● AIM
Reproduce the listing below in its entirety. Change nothing.

Extracts from a graphics dataset
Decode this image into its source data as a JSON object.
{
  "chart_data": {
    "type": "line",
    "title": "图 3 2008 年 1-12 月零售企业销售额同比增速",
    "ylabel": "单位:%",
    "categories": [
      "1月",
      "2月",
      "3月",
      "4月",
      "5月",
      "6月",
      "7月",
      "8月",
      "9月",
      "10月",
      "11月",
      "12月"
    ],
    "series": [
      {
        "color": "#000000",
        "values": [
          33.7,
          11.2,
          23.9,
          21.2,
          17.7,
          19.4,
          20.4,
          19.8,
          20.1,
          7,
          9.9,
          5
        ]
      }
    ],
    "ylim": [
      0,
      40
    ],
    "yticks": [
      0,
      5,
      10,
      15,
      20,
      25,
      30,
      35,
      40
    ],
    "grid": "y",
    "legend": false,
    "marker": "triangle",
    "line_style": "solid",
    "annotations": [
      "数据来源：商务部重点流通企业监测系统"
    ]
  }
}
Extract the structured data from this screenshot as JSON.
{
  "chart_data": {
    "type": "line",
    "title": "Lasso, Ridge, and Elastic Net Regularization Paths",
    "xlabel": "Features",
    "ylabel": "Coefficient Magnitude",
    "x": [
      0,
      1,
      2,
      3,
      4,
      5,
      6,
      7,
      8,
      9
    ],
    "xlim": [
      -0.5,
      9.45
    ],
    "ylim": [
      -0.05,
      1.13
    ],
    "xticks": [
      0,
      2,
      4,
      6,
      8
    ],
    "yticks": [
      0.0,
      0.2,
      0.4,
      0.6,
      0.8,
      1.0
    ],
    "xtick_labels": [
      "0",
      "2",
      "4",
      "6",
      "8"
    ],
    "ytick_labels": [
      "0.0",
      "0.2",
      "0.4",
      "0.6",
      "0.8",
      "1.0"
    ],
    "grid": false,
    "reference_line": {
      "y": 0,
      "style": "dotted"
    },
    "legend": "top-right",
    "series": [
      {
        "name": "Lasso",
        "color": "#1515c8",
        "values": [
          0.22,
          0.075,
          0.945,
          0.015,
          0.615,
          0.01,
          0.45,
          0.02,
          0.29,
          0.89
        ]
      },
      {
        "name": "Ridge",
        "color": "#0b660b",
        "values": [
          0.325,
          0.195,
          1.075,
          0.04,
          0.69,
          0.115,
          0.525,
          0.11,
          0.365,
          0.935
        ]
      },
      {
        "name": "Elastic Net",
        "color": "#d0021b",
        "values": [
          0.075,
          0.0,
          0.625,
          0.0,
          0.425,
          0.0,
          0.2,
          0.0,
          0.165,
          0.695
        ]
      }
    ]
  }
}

● ANSWER TO THE EXERCISE
Decode this image into its source data as a JSON object.
{
  "chart_data": {
    "type": "line",
    "title": "图 3 2008 年 1-12 月零售企业销售额同比增速",
    "ylabel": "单位:%",
    "categories": [
      "1月",
      "2月",
      "3月",
      "4月",
      "5月",
      "6月",
      "7月",
      "8月",
      "9月",
      "10月",
      "11月",
      "12月"
    ],
    "series": [
      {
        "color": "#000000",
        "values": [
          33.7,
          11.2,
          23.9,
          21.2,
          17.7,
          19.4,
          20.4,
          19.8,
          20.1,
          7,
          9.9,
          5
        ]
      }
    ],
    "ylim": [
      0,
      40
    ],
    "yticks": [
      0,
      5,
      10,
      15,
      20,
      25,
      30,
      35,
      40
    ],
    "grid": "y",
    "legend": false,
    "marker": "triangle",
    "line_style": "solid",
    "annotations": [
      "数据来源：商务部重点流通企业监测系统"
    ]
  }
}
Extract the structured data from this screenshot as JSON.
{
  "chart_data": {
    "type": "line",
    "title": "Lasso, Ridge, and Elastic Net Regularization Paths",
    "xlabel": "Features",
    "ylabel": "Coefficient Magnitude",
    "x": [
      0,
      1,
      2,
      3,
      4,
      5,
      6,
      7,
      8,
      9
    ],
    "xlim": [
      -0.5,
      9.45
    ],
    "ylim": [
      -0.05,
      1.13
    ],
    "xticks": [
      0,
      2,
      4,
      6,
      8
    ],
    "yticks": [
      0.0,
      0.2,
      0.4,
      0.6,
      0.8,
      1.0
    ],
    "xtick_labels": [
      "0",
      "2",
      "4",
      "6",
      "8"
    ],
    "ytick_labels": [
      "0.0",
      "0.2",
      "0.4",
      "0.6",
      "0.8",
      "1.0"
    ],
    "grid": false,
    "reference_line": {
      "y": 0,
      "style": "dotted"
    },
    "legend": "top-right",
    "series": [
      {
        "name": "Lasso",
        "color": "#1515c8",
        "values": [
          0.22,
          0.075,
          0.945,
          0.015,
          0.615,
          0.01,
          0.45,
          0.02,
          0.29,
          0.89
        ]
      },
      {
        "name": "Ridge",
        "color": "#0b660b",
        "values": [
          0.325,
          0.195,
          1.075,
          0.04,
          0.69,
          0.115,
          0.525,
          0.11,
          0.365,
          0.935
        ]
      },
      {
        "name": "Elastic Net",
        "color": "#d0021b",
        "values": [
          0.075,
          0.0,
          0.625,
          0.0,
          0.425,
          0.0,
          0.2,
          0.0,
          0.165,
          0.695
        ]
      }
    ]
  }
}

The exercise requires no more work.